Alerta DIF sobre conductas normalizadas que pueden constituir abuso sexual infantil
Conductas que muchas familias consideran normales pueden convertirse en formas de abuso sexual contra niñas, niños y adolescentes, advirtió Perla Villagrana, especialista del área de Fortalecimiento Familiar del DIF Estatal.
La especialista explicó que el abuso sexual no siempre implica contacto físico, ya que también existen agresiones sin contacto que suelen pasar desapercibidas. Entre ellas mencionó la exposición de menores a material pornográfico, así como permitir que escuchen conversaciones con contenido sexual explícito o consuman música y contenidos digitales inadecuados para su edad.
Señaló que, en muchos casos, los propios adultos desconocen que estas acciones representan una forma de violencia, ya que los menores permanecen presentes durante conversaciones íntimas o tienen acceso sin supervisión a dispositivos electrónicos donde pueden encontrar contenido sexual.
En cuanto al abuso con contacto, indicó que cualquier tocamiento de carácter sexual constituye una agresión. Sin embargo, explicó que uno de los mayores desafíos es que las niñas y los niños no siempre identifican estas conductas como algo incorrecto, especialmente cuando ocurren dentro del hogar o son cometidas por personas cercanas en quienes confían.
Villagrana destacó que precisamente por esa razón el DIF Estatal desarrolla el programa de Prevención del Abuso Sexual Infantil, mediante el cual se enseña a los menores herramientas sencillas para reconocer situaciones de riesgo y proteger su integridad.
Entre las principales recomendaciones que reciben durante las capacitaciones se encuentra aprender a nombrar correctamente las partes del cuerpo, comprender que tienen derecho a la privacidad y que nadie debe tocar su cuerpo sin su consentimiento. Además, se les explica la diferencia entre una sorpresa y un secreto, enfatizando que los secretos relacionados con su cuerpo nunca deben guardarse.
Otra de las enseñanzas consiste en aprender a decir “no” ante cualquier situación que les provoque miedo, incomodidad o confusión, así como identificar a un adulto de confianza, ya sea su madre, padre, tutor o responsable, con quien puedan hablar de inmediato si algo les preocupa.
La especialista reiteró que la prevención comienza en casa y que mantener una comunicación abierta con las niñas, niños y adolescentes es fundamental para evitar que normalicen conductas que vulneren su integridad, además de permitir detectar oportunamente cualquier situación que ponga en riesgo su bienestar.

☆ ☆ ☆ ☆

> _ACCIONES POR REALIZAR_:
a) Enumera las personas que la nota sobre abuso sexual infantil propone como adulto de confianza para los menores.
b) Según la nota sobre abuso sexual infantil, ¿en qué área del DIF Estatal es especialista Perla Villagrana?
c) Traduce al inglés, por favor, esta oración de la nota sobre abuso sexual infantil: "La especialista explicó que el abuso sexual no siempre implica contacto físico, ya que también existen agresiones sin contacto que suelen pasar desapercibidas."

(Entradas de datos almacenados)

☆ ☆ ☆ ☆

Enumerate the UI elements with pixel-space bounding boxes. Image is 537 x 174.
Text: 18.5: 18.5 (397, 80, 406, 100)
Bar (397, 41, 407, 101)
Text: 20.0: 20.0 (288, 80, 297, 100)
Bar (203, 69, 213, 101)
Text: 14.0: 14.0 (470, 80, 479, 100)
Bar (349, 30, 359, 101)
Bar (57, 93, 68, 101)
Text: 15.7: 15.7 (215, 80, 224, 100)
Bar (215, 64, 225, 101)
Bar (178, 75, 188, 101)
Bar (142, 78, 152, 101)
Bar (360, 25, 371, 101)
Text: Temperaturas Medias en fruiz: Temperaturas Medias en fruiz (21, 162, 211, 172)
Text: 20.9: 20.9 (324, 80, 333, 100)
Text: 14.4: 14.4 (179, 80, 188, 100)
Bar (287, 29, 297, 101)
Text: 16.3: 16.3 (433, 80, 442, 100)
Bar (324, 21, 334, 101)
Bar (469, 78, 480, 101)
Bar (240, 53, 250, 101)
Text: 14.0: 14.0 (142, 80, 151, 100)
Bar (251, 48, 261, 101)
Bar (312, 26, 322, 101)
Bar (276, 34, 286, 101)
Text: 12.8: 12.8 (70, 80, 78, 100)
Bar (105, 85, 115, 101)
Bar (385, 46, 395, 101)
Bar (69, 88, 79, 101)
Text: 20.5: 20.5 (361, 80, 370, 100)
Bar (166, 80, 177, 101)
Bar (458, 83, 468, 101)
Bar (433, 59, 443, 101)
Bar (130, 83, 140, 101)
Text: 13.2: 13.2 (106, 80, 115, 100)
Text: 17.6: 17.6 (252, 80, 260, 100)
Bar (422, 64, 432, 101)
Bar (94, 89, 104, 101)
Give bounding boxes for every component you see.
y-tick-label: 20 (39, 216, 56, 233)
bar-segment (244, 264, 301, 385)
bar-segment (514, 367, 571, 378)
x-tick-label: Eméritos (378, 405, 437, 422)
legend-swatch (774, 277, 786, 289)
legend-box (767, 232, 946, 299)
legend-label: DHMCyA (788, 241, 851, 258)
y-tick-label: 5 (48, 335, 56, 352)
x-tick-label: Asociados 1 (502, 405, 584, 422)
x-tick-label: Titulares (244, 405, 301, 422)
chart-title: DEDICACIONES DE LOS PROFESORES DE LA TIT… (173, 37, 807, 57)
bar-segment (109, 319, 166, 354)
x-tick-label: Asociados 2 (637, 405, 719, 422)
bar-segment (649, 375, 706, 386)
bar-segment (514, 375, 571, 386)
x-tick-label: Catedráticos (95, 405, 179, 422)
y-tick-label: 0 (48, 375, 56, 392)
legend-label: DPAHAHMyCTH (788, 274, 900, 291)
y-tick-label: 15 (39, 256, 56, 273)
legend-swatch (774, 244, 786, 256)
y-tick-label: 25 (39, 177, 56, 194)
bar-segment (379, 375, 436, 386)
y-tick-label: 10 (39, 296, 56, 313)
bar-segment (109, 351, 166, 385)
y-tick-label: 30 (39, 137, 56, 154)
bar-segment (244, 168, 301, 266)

☆ ☆ ☆ ☆

> _RESPUESTAS NUMERADAS_:
a) Madre, padre, tutor, responsable

b) En el área de Fortalecimiento Familiar.

c) The specialist explained that sexual abuse does not always involve physical contact, since there are also non-contact forms of aggression that often go unnoticed.